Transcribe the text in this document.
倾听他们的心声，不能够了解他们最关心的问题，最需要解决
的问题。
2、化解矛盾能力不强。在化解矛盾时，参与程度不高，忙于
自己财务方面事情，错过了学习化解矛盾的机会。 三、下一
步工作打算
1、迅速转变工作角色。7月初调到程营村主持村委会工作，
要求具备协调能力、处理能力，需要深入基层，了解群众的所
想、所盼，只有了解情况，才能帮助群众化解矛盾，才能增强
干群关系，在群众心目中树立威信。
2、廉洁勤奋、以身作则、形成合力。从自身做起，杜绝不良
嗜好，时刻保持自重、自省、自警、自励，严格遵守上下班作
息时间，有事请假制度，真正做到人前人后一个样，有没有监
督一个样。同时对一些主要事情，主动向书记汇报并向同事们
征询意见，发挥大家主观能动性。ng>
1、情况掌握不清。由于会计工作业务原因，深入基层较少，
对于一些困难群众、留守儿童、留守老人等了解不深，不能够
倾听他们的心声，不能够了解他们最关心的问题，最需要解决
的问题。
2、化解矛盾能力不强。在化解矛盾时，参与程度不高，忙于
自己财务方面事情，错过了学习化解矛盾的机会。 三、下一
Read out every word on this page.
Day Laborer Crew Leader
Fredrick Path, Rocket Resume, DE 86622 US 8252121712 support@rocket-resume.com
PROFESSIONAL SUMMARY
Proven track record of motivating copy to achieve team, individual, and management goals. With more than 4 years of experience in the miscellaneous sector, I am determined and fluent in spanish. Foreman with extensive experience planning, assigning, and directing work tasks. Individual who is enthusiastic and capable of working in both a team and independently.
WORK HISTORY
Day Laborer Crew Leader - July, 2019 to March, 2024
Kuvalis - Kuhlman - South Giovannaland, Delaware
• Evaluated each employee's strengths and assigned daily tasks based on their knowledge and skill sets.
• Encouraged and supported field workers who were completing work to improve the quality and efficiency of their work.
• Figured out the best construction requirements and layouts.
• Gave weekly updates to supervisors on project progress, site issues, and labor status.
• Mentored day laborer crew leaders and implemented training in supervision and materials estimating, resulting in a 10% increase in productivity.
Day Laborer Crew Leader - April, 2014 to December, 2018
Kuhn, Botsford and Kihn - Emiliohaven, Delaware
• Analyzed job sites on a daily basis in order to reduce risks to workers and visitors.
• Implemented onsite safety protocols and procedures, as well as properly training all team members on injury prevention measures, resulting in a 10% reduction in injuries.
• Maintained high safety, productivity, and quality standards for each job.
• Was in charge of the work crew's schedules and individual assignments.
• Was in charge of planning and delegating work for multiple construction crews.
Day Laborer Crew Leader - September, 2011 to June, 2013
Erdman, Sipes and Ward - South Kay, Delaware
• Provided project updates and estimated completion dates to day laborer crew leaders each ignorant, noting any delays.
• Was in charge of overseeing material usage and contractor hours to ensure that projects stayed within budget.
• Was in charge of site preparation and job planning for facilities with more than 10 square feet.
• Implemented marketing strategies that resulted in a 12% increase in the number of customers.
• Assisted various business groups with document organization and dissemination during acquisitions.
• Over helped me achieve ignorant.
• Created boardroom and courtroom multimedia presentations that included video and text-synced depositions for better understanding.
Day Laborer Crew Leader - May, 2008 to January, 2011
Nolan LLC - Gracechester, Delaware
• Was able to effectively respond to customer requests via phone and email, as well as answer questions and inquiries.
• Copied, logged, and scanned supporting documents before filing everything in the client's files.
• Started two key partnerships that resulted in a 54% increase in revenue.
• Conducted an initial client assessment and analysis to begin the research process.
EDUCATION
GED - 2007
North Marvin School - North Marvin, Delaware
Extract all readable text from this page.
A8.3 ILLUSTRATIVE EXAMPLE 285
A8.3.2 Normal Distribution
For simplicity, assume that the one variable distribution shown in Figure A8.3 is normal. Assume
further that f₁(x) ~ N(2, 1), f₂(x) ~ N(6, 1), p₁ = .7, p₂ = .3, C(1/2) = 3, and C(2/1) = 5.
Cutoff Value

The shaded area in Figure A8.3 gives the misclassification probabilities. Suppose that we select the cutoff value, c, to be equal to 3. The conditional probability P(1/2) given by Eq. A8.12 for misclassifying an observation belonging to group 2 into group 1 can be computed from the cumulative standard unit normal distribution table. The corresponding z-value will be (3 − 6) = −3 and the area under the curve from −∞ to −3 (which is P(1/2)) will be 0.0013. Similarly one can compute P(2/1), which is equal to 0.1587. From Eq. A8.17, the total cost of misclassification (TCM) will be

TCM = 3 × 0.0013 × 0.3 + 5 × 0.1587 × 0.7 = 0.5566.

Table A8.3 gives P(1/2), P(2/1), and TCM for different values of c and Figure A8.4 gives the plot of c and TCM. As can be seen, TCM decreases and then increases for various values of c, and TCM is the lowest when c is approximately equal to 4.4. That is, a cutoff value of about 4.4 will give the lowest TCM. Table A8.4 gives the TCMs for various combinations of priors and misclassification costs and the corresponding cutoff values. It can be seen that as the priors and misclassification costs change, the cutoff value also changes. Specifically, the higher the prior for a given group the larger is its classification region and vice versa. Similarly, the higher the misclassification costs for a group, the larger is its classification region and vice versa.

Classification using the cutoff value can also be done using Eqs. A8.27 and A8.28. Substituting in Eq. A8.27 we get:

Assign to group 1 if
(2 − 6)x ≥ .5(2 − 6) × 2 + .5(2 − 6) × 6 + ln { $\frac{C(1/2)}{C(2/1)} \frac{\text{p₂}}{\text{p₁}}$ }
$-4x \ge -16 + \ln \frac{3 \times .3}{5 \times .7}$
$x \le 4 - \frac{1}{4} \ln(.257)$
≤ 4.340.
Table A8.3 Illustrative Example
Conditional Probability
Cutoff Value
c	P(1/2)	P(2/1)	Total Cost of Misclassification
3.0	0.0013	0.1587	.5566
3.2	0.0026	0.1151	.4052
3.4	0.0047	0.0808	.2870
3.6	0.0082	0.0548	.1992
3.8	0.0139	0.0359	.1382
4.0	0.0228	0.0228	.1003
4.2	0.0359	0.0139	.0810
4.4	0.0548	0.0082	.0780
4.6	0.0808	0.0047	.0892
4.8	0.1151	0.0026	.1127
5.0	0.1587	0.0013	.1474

Exercise directions => In the listing above, find the lines holding the word "safety" and copy them.

Solution for this exercise =>
• Implemented onsite safety protocols and procedures, as well as properly training all team members on injury prevention measures, resulting in a 10% reduction in injuries.
• Maintained high safety, productivity, and quality standards for each job.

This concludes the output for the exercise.